-- Start of Data to process --
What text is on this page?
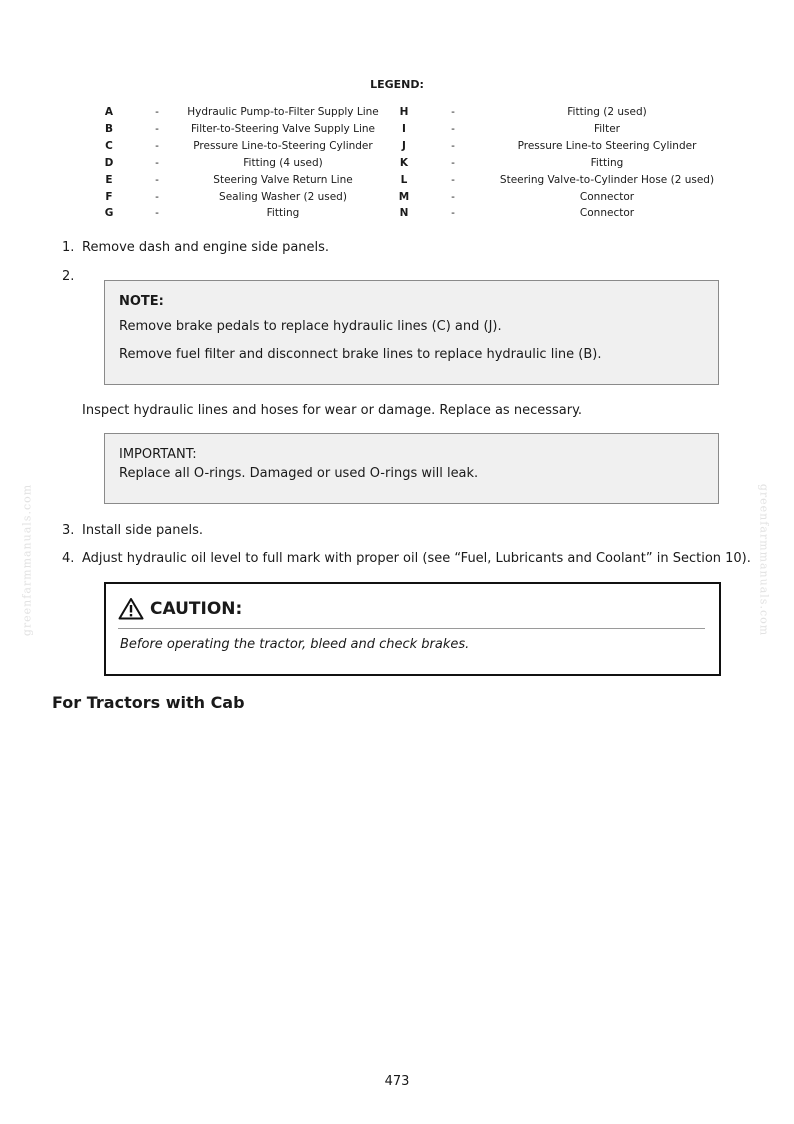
greenfarmmanuals.com	greenfarmmanuals.com
LEGEND:
A	-	Hydraulic Pump-to-Filter Supply Line	H	-	Fitting (2 used)
B	-	Filter-to-Steering Valve Supply Line	I	-	Filter
C	-	Pressure Line-to-Steering Cylinder	J	-	Pressure Line-to Steering Cylinder
D	-	Fitting (4 used)	K	-	Fitting
E	-	Steering Valve Return Line	L	-	Steering Valve-to-Cylinder Hose (2 used)
F	-	Sealing Washer (2 used)	M	-	Connector
G	-	Fitting	N	-	Connector
1. Remove dash and engine side panels.
2.
NOTE:
Remove brake pedals to replace hydraulic lines (C) and (J).
Remove fuel filter and disconnect brake lines to replace hydraulic line (B).
Inspect hydraulic lines and hoses for wear or damage. Replace as necessary.
IMPORTANT:
Replace all O-rings. Damaged or used O-rings will leak.
3. Install side panels.
4. Adjust hydraulic oil level to full mark with proper oil (see “Fuel, Lubricants and Coolant” in Section 10).
CAUTION:
Before operating the tractor, bleed and check brakes.
For Tractors with Cab
473
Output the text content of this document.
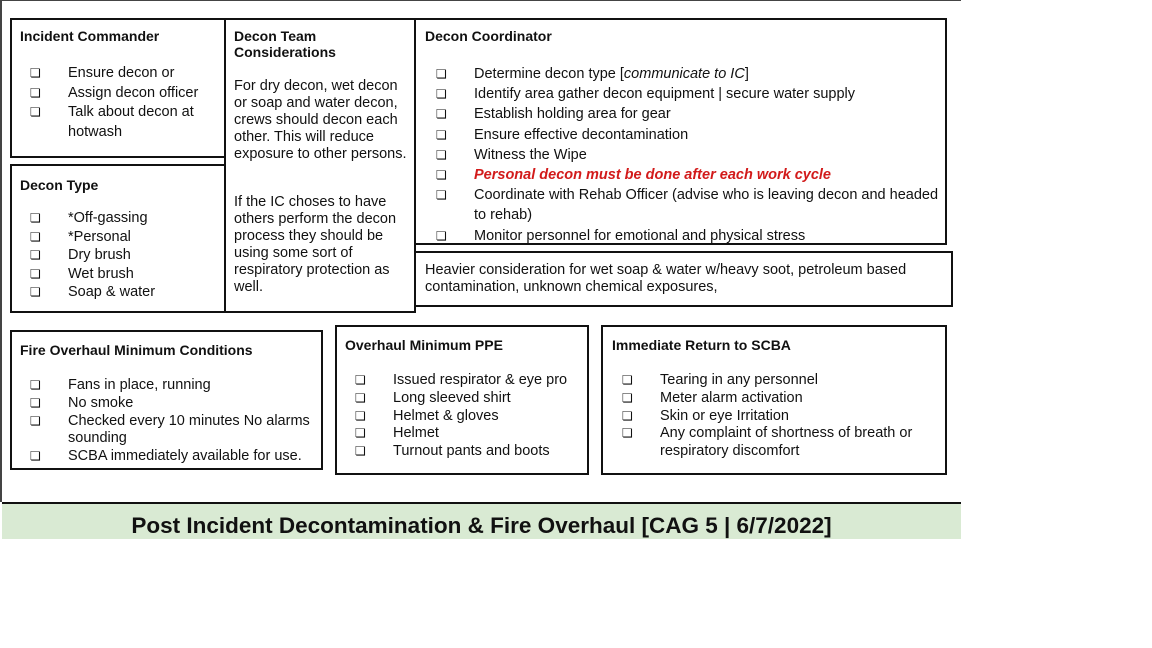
Incident Commander
❏ Ensure decon or
❏ Assign decon officer
❏ Talk about decon at hotwash
Decon Type
❏ *Off-gassing
❏ *Personal
❏ Dry brush
❏ Wet brush
❏ Soap & water
Decon Team Considerations

For dry decon, wet decon or soap and water decon, crews should decon each other. This will reduce exposure to other persons.

If the IC choses to have others perform the decon process they should be using some sort of respiratory protection as well.

Decon Coordinator
❏ Determine decon type [communicate to IC]
❏ Identify area gather decon equipment | secure water supply
❏ Establish holding area for gear
❏ Ensure effective decontamination
❏ Witness the Wipe
❏ Personal decon must be done after each work cycle
❏ Coordinate with Rehab Officer (advise who is leaving decon and headed to rehab)
❏ Monitor personnel for emotional and physical stress

Heavier consideration for wet soap & water w/heavy soot, petroleum based contamination, unknown chemical exposures,

Fire Overhaul Minimum Conditions
❏ Fans in place, running
❏ No smoke
❏ Checked every 10 minutes No alarms sounding
❏ SCBA immediately available for use.
Overhaul Minimum PPE
❏ Issued respirator & eye pro
❏ Long sleeved shirt
❏ Helmet & gloves
❏ Helmet
❏ Turnout pants and boots
Immediate Return to SCBA
❏ Tearing in any personnel
❏ Meter alarm activation
❏ Skin or eye Irritation
❏ Any complaint of shortness of breath or respiratory discomfort
Post Incident Decontamination & Fire Overhaul [CAG 5 | 6/7/2022]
-- End of Data to process --
Task to carry out: Reproduce each entry precisely, dropping only the pictures.

Right answer:
What text is on this page?
greenfarmmanuals.com	greenfarmmanuals.com
LEGEND:
A	-	Hydraulic Pump-to-Filter Supply Line	H	-	Fitting (2 used)
B	-	Filter-to-Steering Valve Supply Line	I	-	Filter
C	-	Pressure Line-to-Steering Cylinder	J	-	Pressure Line-to Steering Cylinder
D	-	Fitting (4 used)	K	-	Fitting
E	-	Steering Valve Return Line	L	-	Steering Valve-to-Cylinder Hose (2 used)
F	-	Sealing Washer (2 used)	M	-	Connector
G	-	Fitting	N	-	Connector
1. Remove dash and engine side panels.
2.
NOTE:
Remove brake pedals to replace hydraulic lines (C) and (J).
Remove fuel filter and disconnect brake lines to replace hydraulic line (B).
Inspect hydraulic lines and hoses for wear or damage. Replace as necessary.
IMPORTANT:
Replace all O-rings. Damaged or used O-rings will leak.
3. Install side panels.
4. Adjust hydraulic oil level to full mark with proper oil (see “Fuel, Lubricants and Coolant” in Section 10).
CAUTION:
Before operating the tractor, bleed and check brakes.
For Tractors with Cab
473
Output the text content of this document.
Incident Commander
❏ Ensure decon or
❏ Assign decon officer
❏ Talk about decon at hotwash
Decon Type
❏ *Off-gassing
❏ *Personal
❏ Dry brush
❏ Wet brush
❏ Soap & water
Decon Team Considerations

For dry decon, wet decon or soap and water decon, crews should decon each other. This will reduce exposure to other persons.

If the IC choses to have others perform the decon process they should be using some sort of respiratory protection as well.

Decon Coordinator
❏ Determine decon type [communicate to IC]
❏ Identify area gather decon equipment | secure water supply
❏ Establish holding area for gear
❏ Ensure effective decontamination
❏ Witness the Wipe
❏ Personal decon must be done after each work cycle
❏ Coordinate with Rehab Officer (advise who is leaving decon and headed to rehab)
❏ Monitor personnel for emotional and physical stress

Heavier consideration for wet soap & water w/heavy soot, petroleum based contamination, unknown chemical exposures,

Fire Overhaul Minimum Conditions
❏ Fans in place, running
❏ No smoke
❏ Checked every 10 minutes No alarms sounding
❏ SCBA immediately available for use.
Overhaul Minimum PPE
❏ Issued respirator & eye pro
❏ Long sleeved shirt
❏ Helmet & gloves
❏ Helmet
❏ Turnout pants and boots
Immediate Return to SCBA
❏ Tearing in any personnel
❏ Meter alarm activation
❏ Skin or eye Irritation
❏ Any complaint of shortness of breath or respiratory discomfort
Post Incident Decontamination & Fire Overhaul [CAG 5 | 6/7/2022]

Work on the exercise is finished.